### Requirement
Copy the data below exactly, omitting any picture it contains.

### Material provided

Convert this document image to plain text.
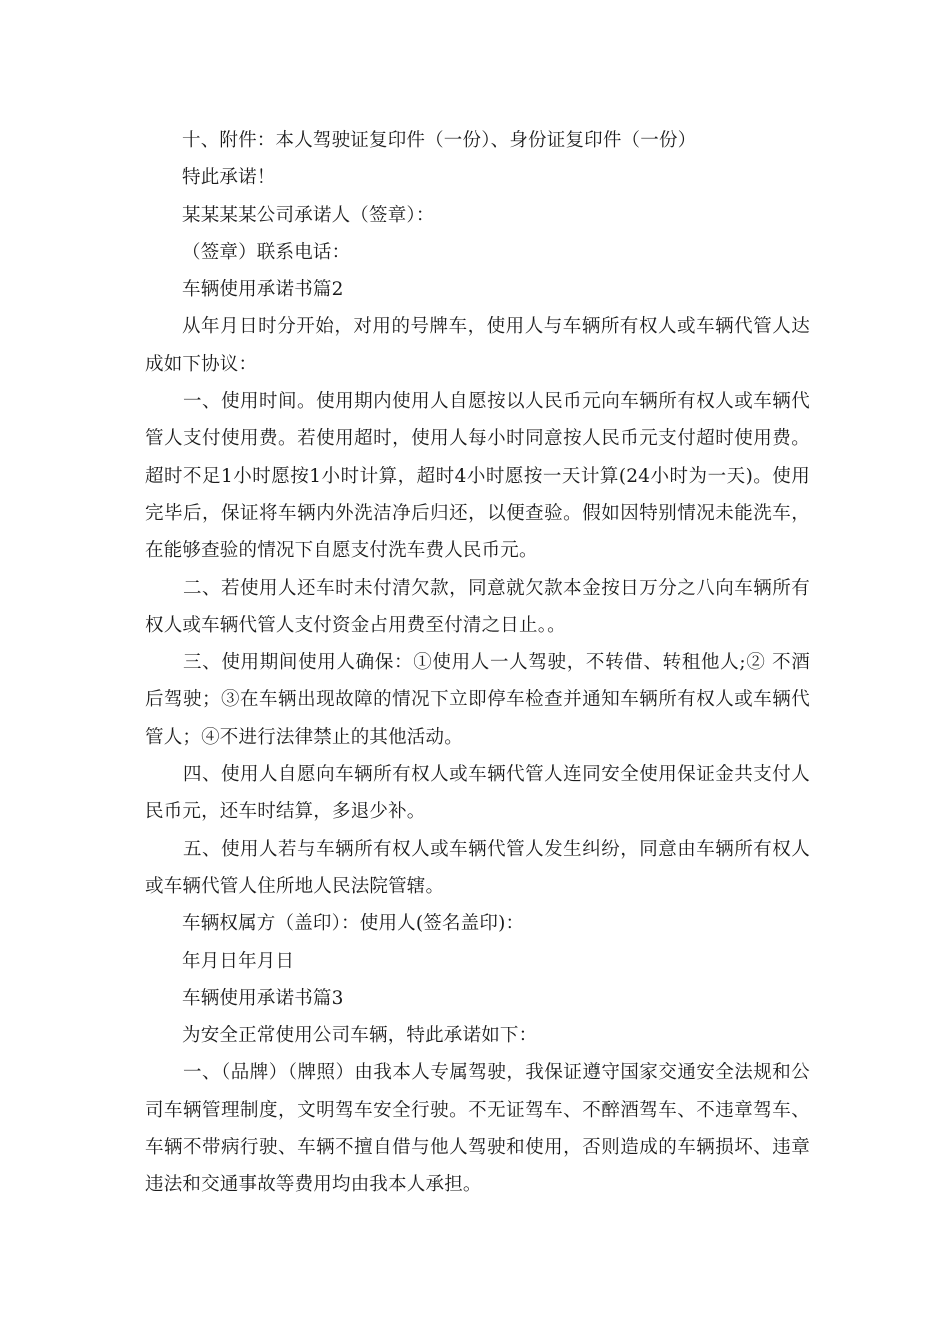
十、附件：本人驾驶证复印件（一份）、身份证复印件（一份）

特此承诺！

某某某某公司承诺人（签章）：

（签章）联系电话：

车辆使用承诺书篇2

从年月日时分开始，对用的号牌车，使用人与车辆所有权人或车辆代管人达成如下协议：

一、使用时间。使用期内使用人自愿按以人民币元向车辆所有权人或车辆代管人支付使用费。若使用超时，使用人每小时同意按人民币元支付超时使用费。超时不足1小时愿按1小时计算，超时4小时愿按一天计算(24小时为一天)。使用完毕后，保证将车辆内外洗洁净后归还，以便查验。假如因特别情况未能洗车，在能够查验的情况下自愿支付洗车费人民币元。

二、若使用人还车时未付清欠款，同意就欠款本金按日万分之八向车辆所有权人或车辆代管人支付资金占用费至付清之日止。。

三、使用期间使用人确保：①使用人一人驾驶，不转借、转租他人;② 不酒后驾驶；③在车辆出现故障的情况下立即停车检查并通知车辆所有权人或车辆代管人；④不进行法律禁止的其他活动。

四、使用人自愿向车辆所有权人或车辆代管人连同安全使用保证金共支付人民币元，还车时结算，多退少补。

五、使用人若与车辆所有权人或车辆代管人发生纠纷，同意由车辆所有权人或车辆代管人住所地人民法院管辖。

车辆权属方（盖印）：使用人(签名盖印)：

年月日年月日

车辆使用承诺书篇3

为安全正常使用公司车辆，特此承诺如下：

一、（品牌）（牌照）由我本人专属驾驶，我保证遵守国家交通安全法规和公司车辆管理制度，文明驾车安全行驶。不无证驾车、不醉酒驾车、不违章驾车、车辆不带病行驶、车辆不擅自借与他人驾驶和使用，否则造成的车辆损坏、违章违法和交通事故等费用均由我本人承担。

### Task output
Convert this document image to plain text.
十、附件：本人驾驶证复印件（一份）、身份证复印件（一份）

特此承诺！

某某某某公司承诺人（签章）：

（签章）联系电话：

车辆使用承诺书篇2

从年月日时分开始，对用的号牌车，使用人与车辆所有权人或车辆代管人达成如下协议：

一、使用时间。使用期内使用人自愿按以人民币元向车辆所有权人或车辆代管人支付使用费。若使用超时，使用人每小时同意按人民币元支付超时使用费。超时不足1小时愿按1小时计算，超时4小时愿按一天计算(24小时为一天)。使用完毕后，保证将车辆内外洗洁净后归还，以便查验。假如因特别情况未能洗车，在能够查验的情况下自愿支付洗车费人民币元。

二、若使用人还车时未付清欠款，同意就欠款本金按日万分之八向车辆所有权人或车辆代管人支付资金占用费至付清之日止。。

三、使用期间使用人确保：①使用人一人驾驶，不转借、转租他人;② 不酒后驾驶；③在车辆出现故障的情况下立即停车检查并通知车辆所有权人或车辆代管人；④不进行法律禁止的其他活动。

四、使用人自愿向车辆所有权人或车辆代管人连同安全使用保证金共支付人民币元，还车时结算，多退少补。

五、使用人若与车辆所有权人或车辆代管人发生纠纷，同意由车辆所有权人或车辆代管人住所地人民法院管辖。

车辆权属方（盖印）：使用人(签名盖印)：

年月日年月日

车辆使用承诺书篇3

为安全正常使用公司车辆，特此承诺如下：

一、（品牌）（牌照）由我本人专属驾驶，我保证遵守国家交通安全法规和公司车辆管理制度，文明驾车安全行驶。不无证驾车、不醉酒驾车、不违章驾车、车辆不带病行驶、车辆不擅自借与他人驾驶和使用，否则造成的车辆损坏、违章违法和交通事故等费用均由我本人承担。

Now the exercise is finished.